• WHAT IS NEEDED: Below is a set of records; print all of them exactly as written.

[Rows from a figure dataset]
►

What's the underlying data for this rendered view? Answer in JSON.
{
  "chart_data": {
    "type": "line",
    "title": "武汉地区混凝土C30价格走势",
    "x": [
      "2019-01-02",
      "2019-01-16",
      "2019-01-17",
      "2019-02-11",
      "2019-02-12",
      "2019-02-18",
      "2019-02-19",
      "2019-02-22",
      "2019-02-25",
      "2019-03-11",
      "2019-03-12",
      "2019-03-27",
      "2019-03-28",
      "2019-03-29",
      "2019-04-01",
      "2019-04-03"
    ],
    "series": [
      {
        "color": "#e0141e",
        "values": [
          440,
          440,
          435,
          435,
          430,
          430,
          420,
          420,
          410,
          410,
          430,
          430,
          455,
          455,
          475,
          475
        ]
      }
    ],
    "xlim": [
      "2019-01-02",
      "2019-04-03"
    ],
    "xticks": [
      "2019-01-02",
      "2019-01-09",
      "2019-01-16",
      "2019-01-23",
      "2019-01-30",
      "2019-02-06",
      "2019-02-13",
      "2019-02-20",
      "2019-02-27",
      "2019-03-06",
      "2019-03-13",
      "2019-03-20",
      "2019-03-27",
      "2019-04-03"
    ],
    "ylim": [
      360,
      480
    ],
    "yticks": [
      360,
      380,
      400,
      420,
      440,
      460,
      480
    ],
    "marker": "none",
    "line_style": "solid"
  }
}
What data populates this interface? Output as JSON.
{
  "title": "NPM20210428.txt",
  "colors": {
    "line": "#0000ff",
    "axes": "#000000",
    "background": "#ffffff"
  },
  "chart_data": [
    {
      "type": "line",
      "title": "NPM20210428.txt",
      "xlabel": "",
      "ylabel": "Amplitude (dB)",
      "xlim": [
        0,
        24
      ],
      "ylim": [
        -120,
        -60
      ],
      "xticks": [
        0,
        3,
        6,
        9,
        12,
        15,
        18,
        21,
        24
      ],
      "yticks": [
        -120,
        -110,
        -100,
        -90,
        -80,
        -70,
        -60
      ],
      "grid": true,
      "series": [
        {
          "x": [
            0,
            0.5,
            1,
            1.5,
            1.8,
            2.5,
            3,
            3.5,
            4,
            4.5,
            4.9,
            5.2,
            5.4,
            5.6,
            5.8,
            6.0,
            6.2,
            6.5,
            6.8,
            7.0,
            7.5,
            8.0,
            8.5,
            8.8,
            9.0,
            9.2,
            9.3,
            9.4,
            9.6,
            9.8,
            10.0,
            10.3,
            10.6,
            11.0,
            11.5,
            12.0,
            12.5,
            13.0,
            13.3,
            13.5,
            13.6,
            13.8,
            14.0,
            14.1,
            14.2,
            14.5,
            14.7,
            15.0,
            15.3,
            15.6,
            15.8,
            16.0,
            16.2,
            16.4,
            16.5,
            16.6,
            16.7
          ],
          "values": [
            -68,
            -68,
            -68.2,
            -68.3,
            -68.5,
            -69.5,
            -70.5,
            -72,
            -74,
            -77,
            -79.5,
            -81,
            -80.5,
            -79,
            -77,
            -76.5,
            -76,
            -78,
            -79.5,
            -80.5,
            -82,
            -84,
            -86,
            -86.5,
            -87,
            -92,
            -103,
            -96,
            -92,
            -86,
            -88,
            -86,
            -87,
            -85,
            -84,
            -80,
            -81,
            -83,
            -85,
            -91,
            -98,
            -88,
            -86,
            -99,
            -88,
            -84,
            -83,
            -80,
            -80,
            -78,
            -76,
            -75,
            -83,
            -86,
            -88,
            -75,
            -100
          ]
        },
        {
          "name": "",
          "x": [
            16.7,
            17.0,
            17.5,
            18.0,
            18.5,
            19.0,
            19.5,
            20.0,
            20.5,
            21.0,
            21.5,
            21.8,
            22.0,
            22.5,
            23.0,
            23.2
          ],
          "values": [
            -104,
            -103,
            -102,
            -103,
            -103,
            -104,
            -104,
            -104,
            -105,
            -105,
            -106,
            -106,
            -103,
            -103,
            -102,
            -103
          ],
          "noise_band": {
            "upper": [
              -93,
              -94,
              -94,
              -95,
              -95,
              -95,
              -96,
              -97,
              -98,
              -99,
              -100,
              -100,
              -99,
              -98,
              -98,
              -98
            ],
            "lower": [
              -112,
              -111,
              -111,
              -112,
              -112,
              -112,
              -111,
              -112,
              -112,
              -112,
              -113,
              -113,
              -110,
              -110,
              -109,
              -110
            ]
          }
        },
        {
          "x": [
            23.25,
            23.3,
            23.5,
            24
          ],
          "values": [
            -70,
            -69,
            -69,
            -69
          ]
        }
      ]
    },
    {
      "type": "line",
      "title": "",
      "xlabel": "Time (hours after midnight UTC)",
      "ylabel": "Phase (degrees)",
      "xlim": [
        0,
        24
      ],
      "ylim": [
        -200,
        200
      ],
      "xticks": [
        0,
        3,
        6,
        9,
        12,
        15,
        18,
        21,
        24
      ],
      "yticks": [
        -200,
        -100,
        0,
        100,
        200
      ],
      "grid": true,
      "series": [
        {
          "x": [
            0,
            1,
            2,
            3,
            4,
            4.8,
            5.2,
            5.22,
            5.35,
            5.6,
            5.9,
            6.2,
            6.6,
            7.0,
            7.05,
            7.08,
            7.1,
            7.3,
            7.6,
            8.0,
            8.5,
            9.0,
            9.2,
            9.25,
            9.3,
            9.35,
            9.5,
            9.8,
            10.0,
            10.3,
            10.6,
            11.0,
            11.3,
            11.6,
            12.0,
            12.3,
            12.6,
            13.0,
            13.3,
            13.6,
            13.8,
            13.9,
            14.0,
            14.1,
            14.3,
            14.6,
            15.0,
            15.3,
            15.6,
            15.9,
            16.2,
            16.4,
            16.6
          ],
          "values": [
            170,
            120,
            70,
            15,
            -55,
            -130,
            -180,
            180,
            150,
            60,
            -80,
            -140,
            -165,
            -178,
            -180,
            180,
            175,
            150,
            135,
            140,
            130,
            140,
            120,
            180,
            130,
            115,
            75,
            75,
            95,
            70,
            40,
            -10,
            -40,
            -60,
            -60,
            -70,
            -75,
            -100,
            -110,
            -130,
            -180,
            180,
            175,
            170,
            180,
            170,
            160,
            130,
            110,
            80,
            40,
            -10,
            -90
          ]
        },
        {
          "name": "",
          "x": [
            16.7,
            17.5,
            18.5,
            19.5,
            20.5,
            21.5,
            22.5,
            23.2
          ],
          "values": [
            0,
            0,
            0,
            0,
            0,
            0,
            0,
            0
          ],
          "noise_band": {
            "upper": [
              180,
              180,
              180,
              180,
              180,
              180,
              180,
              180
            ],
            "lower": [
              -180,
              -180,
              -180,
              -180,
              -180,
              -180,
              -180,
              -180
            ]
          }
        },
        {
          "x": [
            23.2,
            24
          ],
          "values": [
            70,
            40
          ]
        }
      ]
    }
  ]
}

◄

• THE COMPLETED TASK:
What's the underlying data for this rendered view? Answer in JSON.
{
  "chart_data": {
    "type": "line",
    "title": "武汉地区混凝土C30价格走势",
    "x": [
      "2019-01-02",
      "2019-01-16",
      "2019-01-17",
      "2019-02-11",
      "2019-02-12",
      "2019-02-18",
      "2019-02-19",
      "2019-02-22",
      "2019-02-25",
      "2019-03-11",
      "2019-03-12",
      "2019-03-27",
      "2019-03-28",
      "2019-03-29",
      "2019-04-01",
      "2019-04-03"
    ],
    "series": [
      {
        "color": "#e0141e",
        "values": [
          440,
          440,
          435,
          435,
          430,
          430,
          420,
          420,
          410,
          410,
          430,
          430,
          455,
          455,
          475,
          475
        ]
      }
    ],
    "xlim": [
      "2019-01-02",
      "2019-04-03"
    ],
    "xticks": [
      "2019-01-02",
      "2019-01-09",
      "2019-01-16",
      "2019-01-23",
      "2019-01-30",
      "2019-02-06",
      "2019-02-13",
      "2019-02-20",
      "2019-02-27",
      "2019-03-06",
      "2019-03-13",
      "2019-03-20",
      "2019-03-27",
      "2019-04-03"
    ],
    "ylim": [
      360,
      480
    ],
    "yticks": [
      360,
      380,
      400,
      420,
      440,
      460,
      480
    ],
    "marker": "none",
    "line_style": "solid"
  }
}
What data populates this interface? Output as JSON.
{
  "title": "NPM20210428.txt",
  "colors": {
    "line": "#0000ff",
    "axes": "#000000",
    "background": "#ffffff"
  },
  "chart_data": [
    {
      "type": "line",
      "title": "NPM20210428.txt",
      "xlabel": "",
      "ylabel": "Amplitude (dB)",
      "xlim": [
        0,
        24
      ],
      "ylim": [
        -120,
        -60
      ],
      "xticks": [
        0,
        3,
        6,
        9,
        12,
        15,
        18,
        21,
        24
      ],
      "yticks": [
        -120,
        -110,
        -100,
        -90,
        -80,
        -70,
        -60
      ],
      "grid": true,
      "series": [
        {
          "x": [
            0,
            0.5,
            1,
            1.5,
            1.8,
            2.5,
            3,
            3.5,
            4,
            4.5,
            4.9,
            5.2,
            5.4,
            5.6,
            5.8,
            6.0,
            6.2,
            6.5,
            6.8,
            7.0,
            7.5,
            8.0,
            8.5,
            8.8,
            9.0,
            9.2,
            9.3,
            9.4,
            9.6,
            9.8,
            10.0,
            10.3,
            10.6,
            11.0,
            11.5,
            12.0,
            12.5,
            13.0,
            13.3,
            13.5,
            13.6,
            13.8,
            14.0,
            14.1,
            14.2,
            14.5,
            14.7,
            15.0,
            15.3,
            15.6,
            15.8,
            16.0,
            16.2,
            16.4,
            16.5,
            16.6,
            16.7
          ],
          "values": [
            -68,
            -68,
            -68.2,
            -68.3,
            -68.5,
            -69.5,
            -70.5,
            -72,
            -74,
            -77,
            -79.5,
            -81,
            -80.5,
            -79,
            -77,
            -76.5,
            -76,
            -78,
            -79.5,
            -80.5,
            -82,
            -84,
            -86,
            -86.5,
            -87,
            -92,
            -103,
            -96,
            -92,
            -86,
            -88,
            -86,
            -87,
            -85,
            -84,
            -80,
            -81,
            -83,
            -85,
            -91,
            -98,
            -88,
            -86,
            -99,
            -88,
            -84,
            -83,
            -80,
            -80,
            -78,
            -76,
            -75,
            -83,
            -86,
            -88,
            -75,
            -100
          ]
        },
        {
          "name": "",
          "x": [
            16.7,
            17.0,
            17.5,
            18.0,
            18.5,
            19.0,
            19.5,
            20.0,
            20.5,
            21.0,
            21.5,
            21.8,
            22.0,
            22.5,
            23.0,
            23.2
          ],
          "values": [
            -104,
            -103,
            -102,
            -103,
            -103,
            -104,
            -104,
            -104,
            -105,
            -105,
            -106,
            -106,
            -103,
            -103,
            -102,
            -103
          ],
          "noise_band": {
            "upper": [
              -93,
              -94,
              -94,
              -95,
              -95,
              -95,
              -96,
              -97,
              -98,
              -99,
              -100,
              -100,
              -99,
              -98,
              -98,
              -98
            ],
            "lower": [
              -112,
              -111,
              -111,
              -112,
              -112,
              -112,
              -111,
              -112,
              -112,
              -112,
              -113,
              -113,
              -110,
              -110,
              -109,
              -110
            ]
          }
        },
        {
          "x": [
            23.25,
            23.3,
            23.5,
            24
          ],
          "values": [
            -70,
            -69,
            -69,
            -69
          ]
        }
      ]
    },
    {
      "type": "line",
      "title": "",
      "xlabel": "Time (hours after midnight UTC)",
      "ylabel": "Phase (degrees)",
      "xlim": [
        0,
        24
      ],
      "ylim": [
        -200,
        200
      ],
      "xticks": [
        0,
        3,
        6,
        9,
        12,
        15,
        18,
        21,
        24
      ],
      "yticks": [
        -200,
        -100,
        0,
        100,
        200
      ],
      "grid": true,
      "series": [
        {
          "x": [
            0,
            1,
            2,
            3,
            4,
            4.8,
            5.2,
            5.22,
            5.35,
            5.6,
            5.9,
            6.2,
            6.6,
            7.0,
            7.05,
            7.08,
            7.1,
            7.3,
            7.6,
            8.0,
            8.5,
            9.0,
            9.2,
            9.25,
            9.3,
            9.35,
            9.5,
            9.8,
            10.0,
            10.3,
            10.6,
            11.0,
            11.3,
            11.6,
            12.0,
            12.3,
            12.6,
            13.0,
            13.3,
            13.6,
            13.8,
            13.9,
            14.0,
            14.1,
            14.3,
            14.6,
            15.0,
            15.3,
            15.6,
            15.9,
            16.2,
            16.4,
            16.6
          ],
          "values": [
            170,
            120,
            70,
            15,
            -55,
            -130,
            -180,
            180,
            150,
            60,
            -80,
            -140,
            -165,
            -178,
            -180,
            180,
            175,
            150,
            135,
            140,
            130,
            140,
            120,
            180,
            130,
            115,
            75,
            75,
            95,
            70,
            40,
            -10,
            -40,
            -60,
            -60,
            -70,
            -75,
            -100,
            -110,
            -130,
            -180,
            180,
            175,
            170,
            180,
            170,
            160,
            130,
            110,
            80,
            40,
            -10,
            -90
          ]
        },
        {
          "name": "",
          "x": [
            16.7,
            17.5,
            18.5,
            19.5,
            20.5,
            21.5,
            22.5,
            23.2
          ],
          "values": [
            0,
            0,
            0,
            0,
            0,
            0,
            0,
            0
          ],
          "noise_band": {
            "upper": [
              180,
              180,
              180,
              180,
              180,
              180,
              180,
              180
            ],
            "lower": [
              -180,
              -180,
              -180,
              -180,
              -180,
              -180,
              -180,
              -180
            ]
          }
        },
        {
          "x": [
            23.2,
            24
          ],
          "values": [
            70,
            40
          ]
        }
      ]
    }
  ]
}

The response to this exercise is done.